— BEGIN PROVIDED MATERIAL —

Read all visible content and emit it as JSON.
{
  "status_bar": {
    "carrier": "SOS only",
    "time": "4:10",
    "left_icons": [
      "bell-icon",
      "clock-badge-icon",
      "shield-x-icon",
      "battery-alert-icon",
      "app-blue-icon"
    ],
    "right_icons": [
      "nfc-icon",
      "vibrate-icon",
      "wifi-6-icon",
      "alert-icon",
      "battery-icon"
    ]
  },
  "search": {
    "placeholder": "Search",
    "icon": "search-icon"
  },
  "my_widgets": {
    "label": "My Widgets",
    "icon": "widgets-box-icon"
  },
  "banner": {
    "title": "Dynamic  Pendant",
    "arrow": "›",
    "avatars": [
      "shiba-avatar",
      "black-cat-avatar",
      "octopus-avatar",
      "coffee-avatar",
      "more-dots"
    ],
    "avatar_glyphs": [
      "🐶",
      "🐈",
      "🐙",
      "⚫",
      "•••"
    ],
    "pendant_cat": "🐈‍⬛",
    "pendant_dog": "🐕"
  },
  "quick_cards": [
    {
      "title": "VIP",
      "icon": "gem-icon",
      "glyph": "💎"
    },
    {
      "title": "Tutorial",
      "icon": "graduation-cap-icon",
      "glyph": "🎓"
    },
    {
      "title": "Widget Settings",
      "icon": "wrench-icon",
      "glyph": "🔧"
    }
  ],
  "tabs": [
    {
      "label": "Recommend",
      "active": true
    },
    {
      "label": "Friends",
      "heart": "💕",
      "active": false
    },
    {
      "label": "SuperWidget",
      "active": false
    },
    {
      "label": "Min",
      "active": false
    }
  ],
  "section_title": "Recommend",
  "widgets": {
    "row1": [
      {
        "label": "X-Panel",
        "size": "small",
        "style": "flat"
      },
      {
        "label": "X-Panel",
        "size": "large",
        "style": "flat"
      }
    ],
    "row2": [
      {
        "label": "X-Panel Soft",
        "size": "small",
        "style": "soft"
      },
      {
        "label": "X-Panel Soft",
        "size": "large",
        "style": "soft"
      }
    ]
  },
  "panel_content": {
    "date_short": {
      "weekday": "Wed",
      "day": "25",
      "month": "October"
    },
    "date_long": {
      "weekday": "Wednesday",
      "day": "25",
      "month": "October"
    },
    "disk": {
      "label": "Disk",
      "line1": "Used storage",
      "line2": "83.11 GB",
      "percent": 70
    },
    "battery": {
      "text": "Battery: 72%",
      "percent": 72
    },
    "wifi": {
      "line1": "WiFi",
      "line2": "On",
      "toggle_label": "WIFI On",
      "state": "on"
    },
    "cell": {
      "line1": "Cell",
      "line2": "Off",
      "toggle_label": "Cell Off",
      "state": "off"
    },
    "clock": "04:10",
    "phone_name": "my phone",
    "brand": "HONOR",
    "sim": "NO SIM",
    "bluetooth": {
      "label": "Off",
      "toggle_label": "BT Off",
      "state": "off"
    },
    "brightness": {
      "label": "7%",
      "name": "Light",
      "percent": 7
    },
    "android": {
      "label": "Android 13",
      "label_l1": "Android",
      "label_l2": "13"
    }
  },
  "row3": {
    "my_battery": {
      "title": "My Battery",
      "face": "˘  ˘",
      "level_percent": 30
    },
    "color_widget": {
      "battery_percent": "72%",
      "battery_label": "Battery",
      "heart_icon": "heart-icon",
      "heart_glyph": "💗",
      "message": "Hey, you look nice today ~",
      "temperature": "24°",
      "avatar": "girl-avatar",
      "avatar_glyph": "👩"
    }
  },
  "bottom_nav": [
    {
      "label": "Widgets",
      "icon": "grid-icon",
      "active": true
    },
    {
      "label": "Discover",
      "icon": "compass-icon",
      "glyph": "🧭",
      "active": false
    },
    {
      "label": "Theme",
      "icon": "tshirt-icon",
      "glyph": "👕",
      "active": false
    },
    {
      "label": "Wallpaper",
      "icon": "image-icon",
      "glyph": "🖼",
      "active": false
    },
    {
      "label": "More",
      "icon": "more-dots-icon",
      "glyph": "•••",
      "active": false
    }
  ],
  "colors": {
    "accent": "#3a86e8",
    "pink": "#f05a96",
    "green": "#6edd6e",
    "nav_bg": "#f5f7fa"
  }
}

— END PROVIDED MATERIAL —

### [WHAT TO DO]
Transcribe all of the entries without altering anything.

### [WORKED ANSWER]
Read all visible content and emit it as JSON.
{
  "status_bar": {
    "carrier": "SOS only",
    "time": "4:10",
    "left_icons": [
      "bell-icon",
      "clock-badge-icon",
      "shield-x-icon",
      "battery-alert-icon",
      "app-blue-icon"
    ],
    "right_icons": [
      "nfc-icon",
      "vibrate-icon",
      "wifi-6-icon",
      "alert-icon",
      "battery-icon"
    ]
  },
  "search": {
    "placeholder": "Search",
    "icon": "search-icon"
  },
  "my_widgets": {
    "label": "My Widgets",
    "icon": "widgets-box-icon"
  },
  "banner": {
    "title": "Dynamic  Pendant",
    "arrow": "›",
    "avatars": [
      "shiba-avatar",
      "black-cat-avatar",
      "octopus-avatar",
      "coffee-avatar",
      "more-dots"
    ],
    "avatar_glyphs": [
      "🐶",
      "🐈",
      "🐙",
      "⚫",
      "•••"
    ],
    "pendant_cat": "🐈‍⬛",
    "pendant_dog": "🐕"
  },
  "quick_cards": [
    {
      "title": "VIP",
      "icon": "gem-icon",
      "glyph": "💎"
    },
    {
      "title": "Tutorial",
      "icon": "graduation-cap-icon",
      "glyph": "🎓"
    },
    {
      "title": "Widget Settings",
      "icon": "wrench-icon",
      "glyph": "🔧"
    }
  ],
  "tabs": [
    {
      "label": "Recommend",
      "active": true
    },
    {
      "label": "Friends",
      "heart": "💕",
      "active": false
    },
    {
      "label": "SuperWidget",
      "active": false
    },
    {
      "label": "Min",
      "active": false
    }
  ],
  "section_title": "Recommend",
  "widgets": {
    "row1": [
      {
        "label": "X-Panel",
        "size": "small",
        "style": "flat"
      },
      {
        "label": "X-Panel",
        "size": "large",
        "style": "flat"
      }
    ],
    "row2": [
      {
        "label": "X-Panel Soft",
        "size": "small",
        "style": "soft"
      },
      {
        "label": "X-Panel Soft",
        "size": "large",
        "style": "soft"
      }
    ]
  },
  "panel_content": {
    "date_short": {
      "weekday": "Wed",
      "day": "25",
      "month": "October"
    },
    "date_long": {
      "weekday": "Wednesday",
      "day": "25",
      "month": "October"
    },
    "disk": {
      "label": "Disk",
      "line1": "Used storage",
      "line2": "83.11 GB",
      "percent": 70
    },
    "battery": {
      "text": "Battery: 72%",
      "percent": 72
    },
    "wifi": {
      "line1": "WiFi",
      "line2": "On",
      "toggle_label": "WIFI On",
      "state": "on"
    },
    "cell": {
      "line1": "Cell",
      "line2": "Off",
      "toggle_label": "Cell Off",
      "state": "off"
    },
    "clock": "04:10",
    "phone_name": "my phone",
    "brand": "HONOR",
    "sim": "NO SIM",
    "bluetooth": {
      "label": "Off",
      "toggle_label": "BT Off",
      "state": "off"
    },
    "brightness": {
      "label": "7%",
      "name": "Light",
      "percent": 7
    },
    "android": {
      "label": "Android 13",
      "label_l1": "Android",
      "label_l2": "13"
    }
  },
  "row3": {
    "my_battery": {
      "title": "My Battery",
      "face": "˘  ˘",
      "level_percent": 30
    },
    "color_widget": {
      "battery_percent": "72%",
      "battery_label": "Battery",
      "heart_icon": "heart-icon",
      "heart_glyph": "💗",
      "message": "Hey, you look nice today ~",
      "temperature": "24°",
      "avatar": "girl-avatar",
      "avatar_glyph": "👩"
    }
  },
  "bottom_nav": [
    {
      "label": "Widgets",
      "icon": "grid-icon",
      "active": true
    },
    {
      "label": "Discover",
      "icon": "compass-icon",
      "glyph": "🧭",
      "active": false
    },
    {
      "label": "Theme",
      "icon": "tshirt-icon",
      "glyph": "👕",
      "active": false
    },
    {
      "label": "Wallpaper",
      "icon": "image-icon",
      "glyph": "🖼",
      "active": false
    },
    {
      "label": "More",
      "icon": "more-dots-icon",
      "glyph": "•••",
      "active": false
    }
  ],
  "colors": {
    "accent": "#3a86e8",
    "pink": "#f05a96",
    "green": "#6edd6e",
    "nav_bg": "#f5f7fa"
  }
}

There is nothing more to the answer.